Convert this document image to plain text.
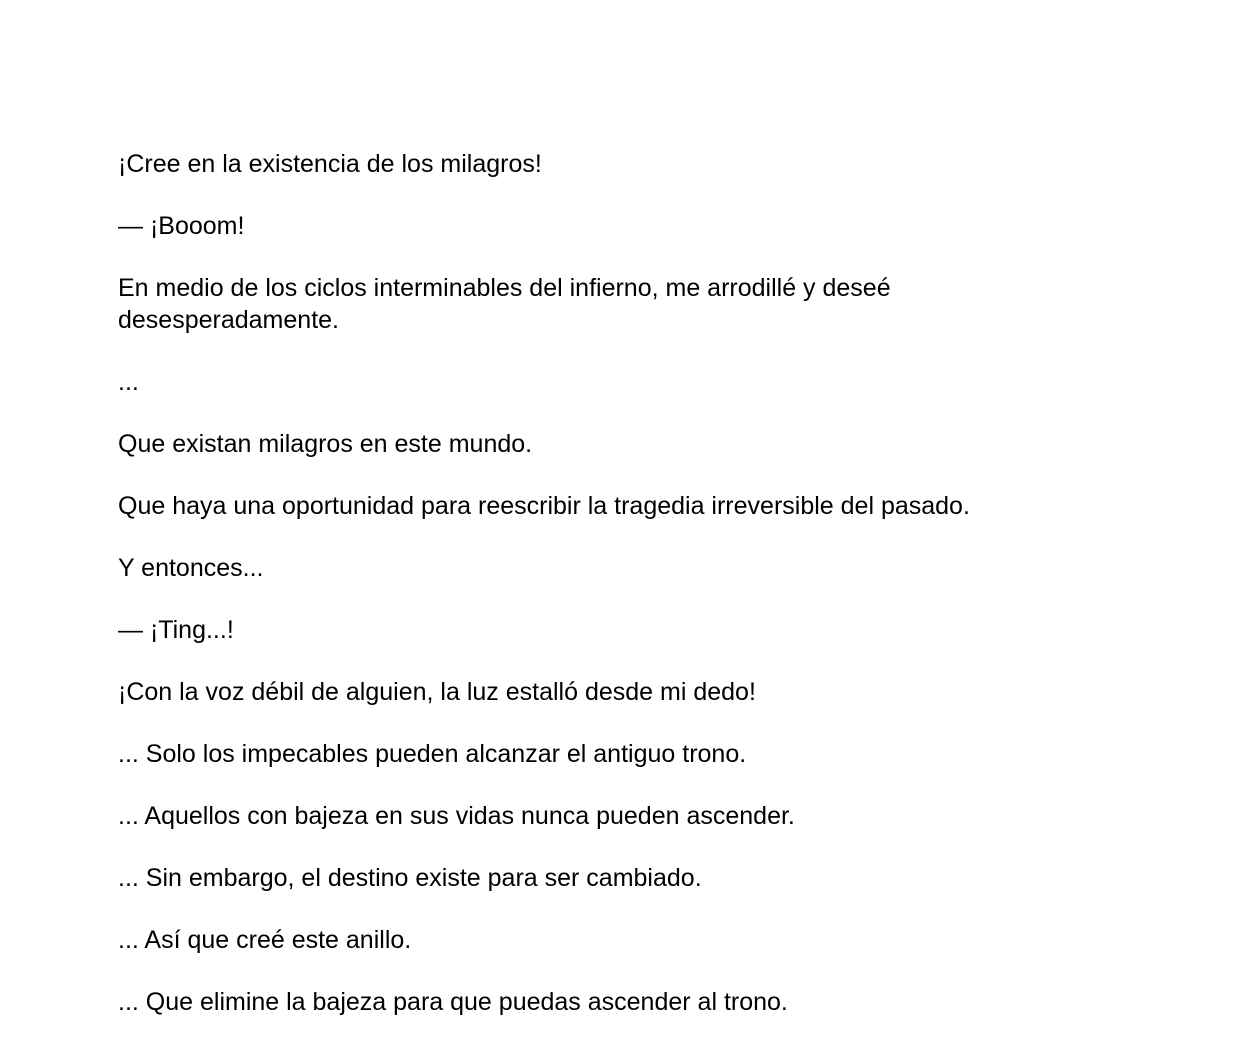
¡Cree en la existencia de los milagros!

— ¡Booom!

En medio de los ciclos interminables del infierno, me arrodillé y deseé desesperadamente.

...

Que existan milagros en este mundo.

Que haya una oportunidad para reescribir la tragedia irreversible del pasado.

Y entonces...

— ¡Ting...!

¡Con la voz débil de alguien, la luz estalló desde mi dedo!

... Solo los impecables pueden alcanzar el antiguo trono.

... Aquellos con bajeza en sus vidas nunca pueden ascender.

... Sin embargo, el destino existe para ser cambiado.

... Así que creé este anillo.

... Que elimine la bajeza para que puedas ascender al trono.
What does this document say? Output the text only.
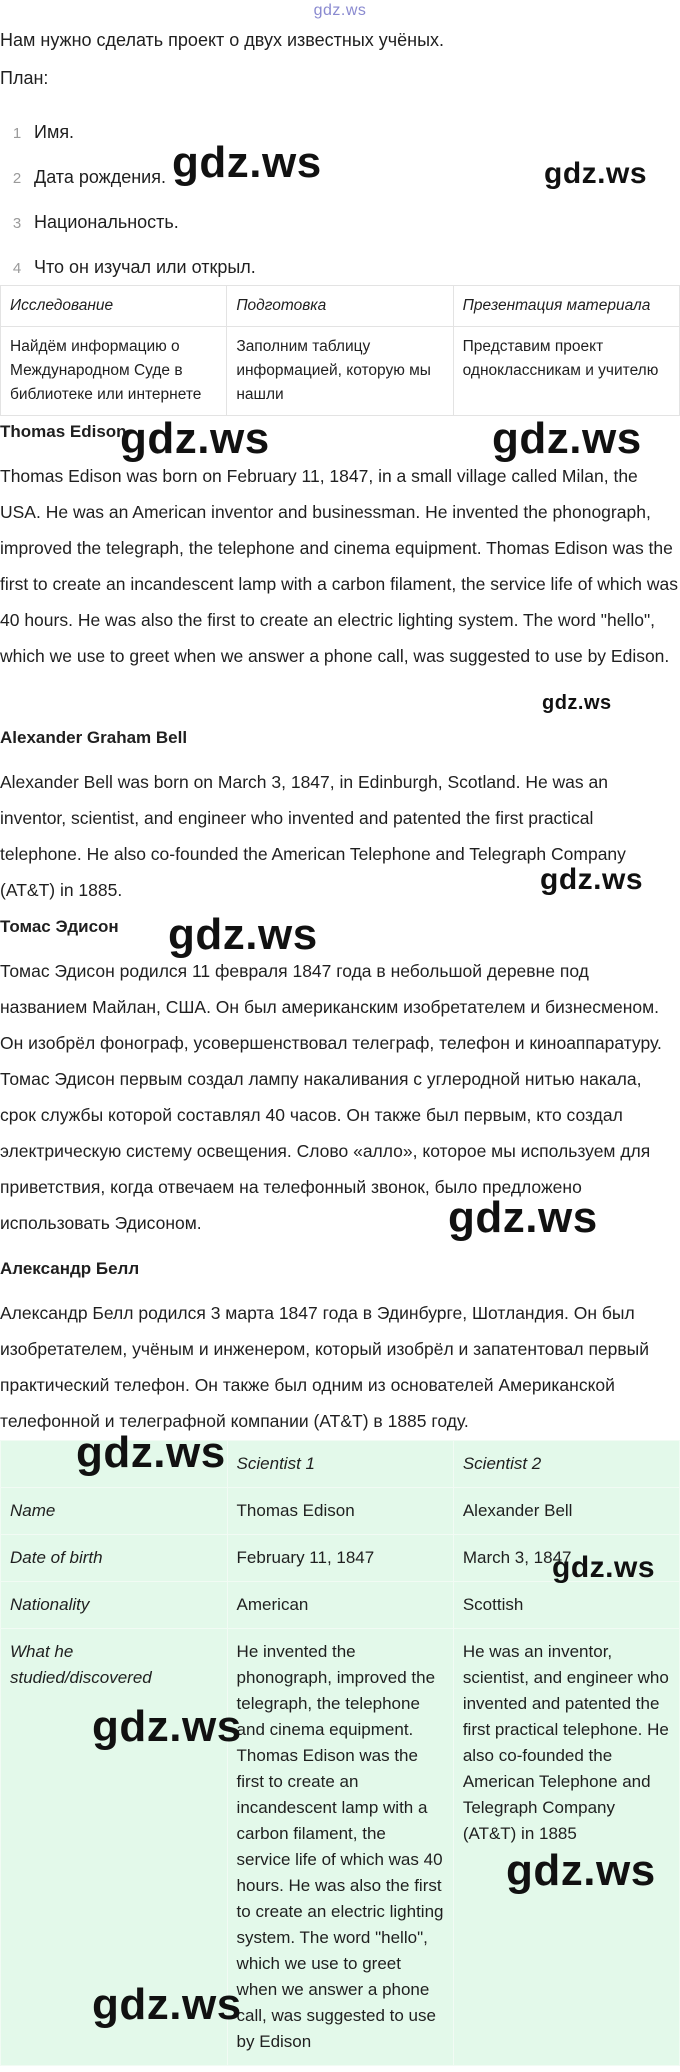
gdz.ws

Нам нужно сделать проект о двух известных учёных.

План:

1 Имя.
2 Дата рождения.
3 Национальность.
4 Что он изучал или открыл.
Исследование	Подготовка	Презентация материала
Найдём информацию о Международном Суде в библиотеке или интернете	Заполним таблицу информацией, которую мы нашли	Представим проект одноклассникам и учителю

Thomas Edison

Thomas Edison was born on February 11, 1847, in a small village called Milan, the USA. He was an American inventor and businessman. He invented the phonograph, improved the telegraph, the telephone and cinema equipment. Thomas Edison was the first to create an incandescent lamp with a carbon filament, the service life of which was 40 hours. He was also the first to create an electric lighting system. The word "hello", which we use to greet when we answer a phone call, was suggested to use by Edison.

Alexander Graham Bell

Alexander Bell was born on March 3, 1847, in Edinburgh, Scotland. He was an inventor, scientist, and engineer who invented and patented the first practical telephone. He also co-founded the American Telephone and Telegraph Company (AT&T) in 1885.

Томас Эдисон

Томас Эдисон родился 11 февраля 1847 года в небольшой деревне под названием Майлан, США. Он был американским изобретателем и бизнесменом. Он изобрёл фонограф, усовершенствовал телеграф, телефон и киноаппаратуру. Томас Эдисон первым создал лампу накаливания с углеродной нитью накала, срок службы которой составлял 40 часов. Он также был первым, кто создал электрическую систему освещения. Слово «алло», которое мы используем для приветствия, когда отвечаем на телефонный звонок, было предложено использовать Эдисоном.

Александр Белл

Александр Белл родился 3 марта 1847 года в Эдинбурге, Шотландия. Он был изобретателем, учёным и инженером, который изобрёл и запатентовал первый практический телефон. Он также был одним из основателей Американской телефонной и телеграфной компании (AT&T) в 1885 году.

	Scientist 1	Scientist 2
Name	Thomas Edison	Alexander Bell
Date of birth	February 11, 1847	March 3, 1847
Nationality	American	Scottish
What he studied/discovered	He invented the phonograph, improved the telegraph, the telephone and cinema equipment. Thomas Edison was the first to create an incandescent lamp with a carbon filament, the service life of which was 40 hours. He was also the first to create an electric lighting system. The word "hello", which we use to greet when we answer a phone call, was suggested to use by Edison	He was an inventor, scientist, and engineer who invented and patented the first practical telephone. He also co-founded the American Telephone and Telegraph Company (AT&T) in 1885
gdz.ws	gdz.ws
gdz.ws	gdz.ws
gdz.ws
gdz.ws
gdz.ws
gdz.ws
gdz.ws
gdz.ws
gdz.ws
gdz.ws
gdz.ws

==

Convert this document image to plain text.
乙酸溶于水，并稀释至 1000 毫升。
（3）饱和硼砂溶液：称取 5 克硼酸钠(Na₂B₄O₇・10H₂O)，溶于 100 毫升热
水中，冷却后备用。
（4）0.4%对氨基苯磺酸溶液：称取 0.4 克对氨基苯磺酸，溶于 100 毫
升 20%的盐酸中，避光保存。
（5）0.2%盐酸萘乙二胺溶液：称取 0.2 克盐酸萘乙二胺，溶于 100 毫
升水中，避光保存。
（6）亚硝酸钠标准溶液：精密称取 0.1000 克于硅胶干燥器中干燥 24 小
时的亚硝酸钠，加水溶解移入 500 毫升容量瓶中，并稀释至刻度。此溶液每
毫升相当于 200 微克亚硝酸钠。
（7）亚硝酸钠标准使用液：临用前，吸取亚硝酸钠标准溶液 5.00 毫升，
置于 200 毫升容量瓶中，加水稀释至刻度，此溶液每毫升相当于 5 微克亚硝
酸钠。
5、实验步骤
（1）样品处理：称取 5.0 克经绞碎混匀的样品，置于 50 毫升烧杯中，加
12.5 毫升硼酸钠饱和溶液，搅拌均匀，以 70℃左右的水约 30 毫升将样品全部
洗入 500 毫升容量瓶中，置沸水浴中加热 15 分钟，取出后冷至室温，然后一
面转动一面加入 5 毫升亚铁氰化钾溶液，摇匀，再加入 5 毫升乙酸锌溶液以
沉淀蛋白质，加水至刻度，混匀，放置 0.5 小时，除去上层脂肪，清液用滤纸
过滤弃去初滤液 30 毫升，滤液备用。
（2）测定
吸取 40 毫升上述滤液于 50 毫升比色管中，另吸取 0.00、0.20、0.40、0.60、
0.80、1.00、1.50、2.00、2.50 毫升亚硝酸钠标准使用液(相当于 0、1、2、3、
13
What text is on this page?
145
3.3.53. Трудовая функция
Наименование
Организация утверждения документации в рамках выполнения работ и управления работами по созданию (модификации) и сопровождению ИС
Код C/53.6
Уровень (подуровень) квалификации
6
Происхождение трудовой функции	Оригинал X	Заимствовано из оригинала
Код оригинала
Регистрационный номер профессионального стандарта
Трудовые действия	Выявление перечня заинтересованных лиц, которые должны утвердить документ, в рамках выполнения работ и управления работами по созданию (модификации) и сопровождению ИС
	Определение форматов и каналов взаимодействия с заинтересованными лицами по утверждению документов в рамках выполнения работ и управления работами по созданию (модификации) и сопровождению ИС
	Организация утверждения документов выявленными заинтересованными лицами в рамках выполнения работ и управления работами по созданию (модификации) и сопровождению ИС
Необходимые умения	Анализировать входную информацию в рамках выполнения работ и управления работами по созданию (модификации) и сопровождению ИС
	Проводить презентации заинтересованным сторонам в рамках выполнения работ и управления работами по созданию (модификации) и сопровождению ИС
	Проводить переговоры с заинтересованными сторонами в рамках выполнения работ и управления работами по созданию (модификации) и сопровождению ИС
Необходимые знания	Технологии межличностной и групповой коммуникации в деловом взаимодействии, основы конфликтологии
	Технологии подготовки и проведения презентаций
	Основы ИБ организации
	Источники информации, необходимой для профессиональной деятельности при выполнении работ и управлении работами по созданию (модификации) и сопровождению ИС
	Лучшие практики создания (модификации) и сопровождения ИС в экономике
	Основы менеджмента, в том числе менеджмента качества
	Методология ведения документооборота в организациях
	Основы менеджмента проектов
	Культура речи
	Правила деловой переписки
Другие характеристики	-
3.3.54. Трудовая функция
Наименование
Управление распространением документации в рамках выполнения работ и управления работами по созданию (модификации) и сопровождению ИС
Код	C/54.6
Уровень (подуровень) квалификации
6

---

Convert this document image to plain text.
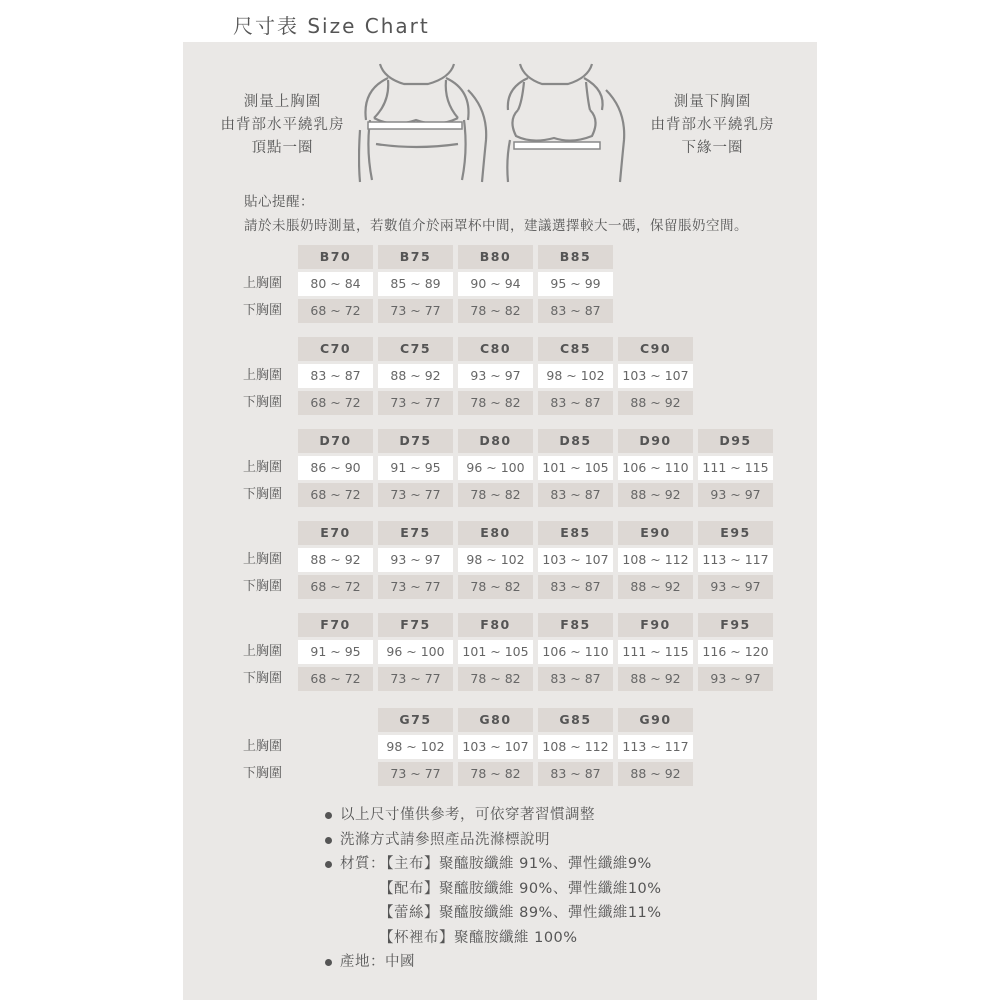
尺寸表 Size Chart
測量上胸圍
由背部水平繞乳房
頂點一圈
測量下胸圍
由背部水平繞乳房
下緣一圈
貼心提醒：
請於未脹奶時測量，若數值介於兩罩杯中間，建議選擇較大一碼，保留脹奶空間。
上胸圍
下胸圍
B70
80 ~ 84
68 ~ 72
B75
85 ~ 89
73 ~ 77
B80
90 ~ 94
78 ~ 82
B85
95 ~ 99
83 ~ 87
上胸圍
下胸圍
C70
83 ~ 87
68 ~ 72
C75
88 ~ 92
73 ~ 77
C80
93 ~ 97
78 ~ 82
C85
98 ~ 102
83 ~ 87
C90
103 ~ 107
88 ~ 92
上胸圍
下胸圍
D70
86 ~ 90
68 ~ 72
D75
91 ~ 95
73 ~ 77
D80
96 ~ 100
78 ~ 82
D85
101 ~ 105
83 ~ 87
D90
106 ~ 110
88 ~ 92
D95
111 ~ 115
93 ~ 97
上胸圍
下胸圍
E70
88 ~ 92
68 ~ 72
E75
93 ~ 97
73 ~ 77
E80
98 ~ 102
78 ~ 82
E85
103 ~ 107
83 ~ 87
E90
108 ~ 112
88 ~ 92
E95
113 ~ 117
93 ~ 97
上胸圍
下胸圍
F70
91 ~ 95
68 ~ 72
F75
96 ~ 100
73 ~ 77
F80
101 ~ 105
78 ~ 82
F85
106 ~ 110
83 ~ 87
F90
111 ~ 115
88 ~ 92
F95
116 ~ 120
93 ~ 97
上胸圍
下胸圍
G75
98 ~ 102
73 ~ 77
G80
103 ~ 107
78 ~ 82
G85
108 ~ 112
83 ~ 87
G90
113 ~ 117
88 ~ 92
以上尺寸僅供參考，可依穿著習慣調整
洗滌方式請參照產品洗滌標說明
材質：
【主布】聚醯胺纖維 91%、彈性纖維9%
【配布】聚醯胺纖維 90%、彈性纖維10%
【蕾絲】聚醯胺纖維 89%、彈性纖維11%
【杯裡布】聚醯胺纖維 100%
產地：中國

### Written problem
Give the number of lines containing the word "утверждения". No other answer is needed.

### Completed exercise
2